▸ REQUEST:
Tally up the lines that include "ΕΥΣΤΡΑΤΙΟΥ" and state that number by itself.

────────────────────

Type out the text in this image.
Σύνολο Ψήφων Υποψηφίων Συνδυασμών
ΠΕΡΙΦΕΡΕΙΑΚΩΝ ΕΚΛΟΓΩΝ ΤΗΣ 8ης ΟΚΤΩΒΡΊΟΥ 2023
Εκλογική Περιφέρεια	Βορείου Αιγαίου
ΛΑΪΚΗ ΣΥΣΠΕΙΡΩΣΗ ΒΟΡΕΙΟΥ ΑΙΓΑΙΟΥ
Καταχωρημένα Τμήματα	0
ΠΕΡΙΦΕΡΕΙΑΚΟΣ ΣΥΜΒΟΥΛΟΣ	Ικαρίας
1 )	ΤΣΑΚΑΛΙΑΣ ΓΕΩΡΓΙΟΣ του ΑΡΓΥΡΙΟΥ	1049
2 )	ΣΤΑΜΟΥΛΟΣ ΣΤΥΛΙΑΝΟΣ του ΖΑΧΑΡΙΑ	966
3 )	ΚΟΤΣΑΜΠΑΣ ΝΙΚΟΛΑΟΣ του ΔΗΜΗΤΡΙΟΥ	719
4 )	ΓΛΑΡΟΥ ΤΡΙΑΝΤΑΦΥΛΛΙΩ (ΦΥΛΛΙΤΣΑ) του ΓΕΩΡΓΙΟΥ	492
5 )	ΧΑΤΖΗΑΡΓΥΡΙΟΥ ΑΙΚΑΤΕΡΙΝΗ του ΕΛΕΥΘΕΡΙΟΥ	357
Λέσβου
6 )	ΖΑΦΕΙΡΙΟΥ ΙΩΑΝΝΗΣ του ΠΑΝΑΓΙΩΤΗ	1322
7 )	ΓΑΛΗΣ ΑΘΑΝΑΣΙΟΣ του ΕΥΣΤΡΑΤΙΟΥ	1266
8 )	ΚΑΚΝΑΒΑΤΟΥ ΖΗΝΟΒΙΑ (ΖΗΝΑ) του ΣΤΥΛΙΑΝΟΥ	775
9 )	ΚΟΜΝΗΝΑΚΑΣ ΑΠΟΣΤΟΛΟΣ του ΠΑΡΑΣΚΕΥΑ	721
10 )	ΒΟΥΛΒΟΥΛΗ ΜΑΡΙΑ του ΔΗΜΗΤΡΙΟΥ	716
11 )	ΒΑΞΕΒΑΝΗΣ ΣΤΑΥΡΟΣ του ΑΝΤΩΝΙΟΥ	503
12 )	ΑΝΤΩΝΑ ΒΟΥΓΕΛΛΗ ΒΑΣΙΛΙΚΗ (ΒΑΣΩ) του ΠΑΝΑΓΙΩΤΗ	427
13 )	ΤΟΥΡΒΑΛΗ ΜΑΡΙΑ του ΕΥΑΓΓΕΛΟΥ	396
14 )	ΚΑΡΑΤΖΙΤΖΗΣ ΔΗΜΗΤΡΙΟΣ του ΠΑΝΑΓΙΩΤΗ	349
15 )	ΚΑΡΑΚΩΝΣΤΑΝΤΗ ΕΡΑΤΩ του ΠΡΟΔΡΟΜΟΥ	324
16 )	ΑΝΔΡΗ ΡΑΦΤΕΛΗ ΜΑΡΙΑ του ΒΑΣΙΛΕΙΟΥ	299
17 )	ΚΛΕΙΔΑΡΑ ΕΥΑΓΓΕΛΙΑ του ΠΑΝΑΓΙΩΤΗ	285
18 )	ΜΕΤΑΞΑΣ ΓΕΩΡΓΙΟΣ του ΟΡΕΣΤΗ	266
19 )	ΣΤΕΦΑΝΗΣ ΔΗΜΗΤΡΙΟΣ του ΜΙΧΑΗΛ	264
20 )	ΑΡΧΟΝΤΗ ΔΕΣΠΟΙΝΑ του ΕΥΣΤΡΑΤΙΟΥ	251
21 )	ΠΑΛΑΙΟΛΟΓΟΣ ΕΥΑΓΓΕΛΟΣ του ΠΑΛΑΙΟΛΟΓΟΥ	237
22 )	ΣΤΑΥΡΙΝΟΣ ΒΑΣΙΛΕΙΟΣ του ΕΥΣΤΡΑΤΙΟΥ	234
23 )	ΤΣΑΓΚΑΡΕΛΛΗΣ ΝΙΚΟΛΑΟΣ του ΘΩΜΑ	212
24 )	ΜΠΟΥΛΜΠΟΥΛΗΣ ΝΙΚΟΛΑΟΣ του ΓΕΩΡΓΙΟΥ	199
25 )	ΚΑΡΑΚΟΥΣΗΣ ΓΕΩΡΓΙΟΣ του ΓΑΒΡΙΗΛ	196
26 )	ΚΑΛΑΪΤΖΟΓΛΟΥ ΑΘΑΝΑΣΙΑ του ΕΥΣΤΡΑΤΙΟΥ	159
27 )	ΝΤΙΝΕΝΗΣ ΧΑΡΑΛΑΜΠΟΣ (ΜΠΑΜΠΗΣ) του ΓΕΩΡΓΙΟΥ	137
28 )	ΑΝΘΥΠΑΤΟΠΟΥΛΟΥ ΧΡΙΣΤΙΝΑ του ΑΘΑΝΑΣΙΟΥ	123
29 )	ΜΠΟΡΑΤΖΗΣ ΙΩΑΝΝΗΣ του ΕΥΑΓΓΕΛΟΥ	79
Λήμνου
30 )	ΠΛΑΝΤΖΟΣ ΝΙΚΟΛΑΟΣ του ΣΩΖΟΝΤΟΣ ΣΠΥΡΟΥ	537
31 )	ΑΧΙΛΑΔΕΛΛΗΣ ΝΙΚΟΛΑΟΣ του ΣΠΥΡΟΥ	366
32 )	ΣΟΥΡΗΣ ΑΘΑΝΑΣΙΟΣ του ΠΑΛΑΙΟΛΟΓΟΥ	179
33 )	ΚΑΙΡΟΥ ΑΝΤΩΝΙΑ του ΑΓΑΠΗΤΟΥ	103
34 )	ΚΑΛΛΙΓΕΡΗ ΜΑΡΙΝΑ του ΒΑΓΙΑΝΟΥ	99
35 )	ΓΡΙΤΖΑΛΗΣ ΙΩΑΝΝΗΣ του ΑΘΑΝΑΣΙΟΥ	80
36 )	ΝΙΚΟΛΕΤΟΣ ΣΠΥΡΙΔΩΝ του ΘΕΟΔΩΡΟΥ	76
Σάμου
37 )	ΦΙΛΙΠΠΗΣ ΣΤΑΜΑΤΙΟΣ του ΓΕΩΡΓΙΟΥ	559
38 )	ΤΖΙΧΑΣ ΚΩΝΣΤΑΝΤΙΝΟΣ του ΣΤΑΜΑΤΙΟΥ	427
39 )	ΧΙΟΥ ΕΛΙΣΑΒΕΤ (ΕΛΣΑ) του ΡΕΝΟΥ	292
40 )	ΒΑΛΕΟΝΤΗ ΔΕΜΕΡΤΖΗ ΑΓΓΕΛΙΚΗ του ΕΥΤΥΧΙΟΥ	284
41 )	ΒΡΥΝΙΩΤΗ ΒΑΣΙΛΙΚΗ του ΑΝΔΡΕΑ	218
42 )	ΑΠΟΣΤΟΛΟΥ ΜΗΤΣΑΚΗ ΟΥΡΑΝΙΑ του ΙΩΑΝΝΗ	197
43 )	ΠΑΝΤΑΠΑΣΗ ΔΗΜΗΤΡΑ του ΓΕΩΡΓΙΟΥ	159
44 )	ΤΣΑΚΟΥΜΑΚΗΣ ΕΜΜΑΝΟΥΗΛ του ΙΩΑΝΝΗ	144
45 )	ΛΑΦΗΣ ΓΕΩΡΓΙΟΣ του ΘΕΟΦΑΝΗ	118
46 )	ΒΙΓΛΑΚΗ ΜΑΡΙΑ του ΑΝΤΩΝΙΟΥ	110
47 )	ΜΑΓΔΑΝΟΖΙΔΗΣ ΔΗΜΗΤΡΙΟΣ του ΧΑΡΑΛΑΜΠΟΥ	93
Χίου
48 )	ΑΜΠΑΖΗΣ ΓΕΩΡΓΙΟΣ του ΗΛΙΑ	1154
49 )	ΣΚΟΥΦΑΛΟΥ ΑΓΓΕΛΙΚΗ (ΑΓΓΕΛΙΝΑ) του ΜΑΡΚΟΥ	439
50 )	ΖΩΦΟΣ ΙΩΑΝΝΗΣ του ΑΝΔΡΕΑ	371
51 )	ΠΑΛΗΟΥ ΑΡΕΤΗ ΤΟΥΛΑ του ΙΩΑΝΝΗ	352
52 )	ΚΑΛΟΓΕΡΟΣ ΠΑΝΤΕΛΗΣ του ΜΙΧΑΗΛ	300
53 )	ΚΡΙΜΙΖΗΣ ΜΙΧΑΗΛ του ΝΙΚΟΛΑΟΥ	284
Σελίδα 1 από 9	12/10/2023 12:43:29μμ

────────────────────

▸ TASK RESPONSE:
4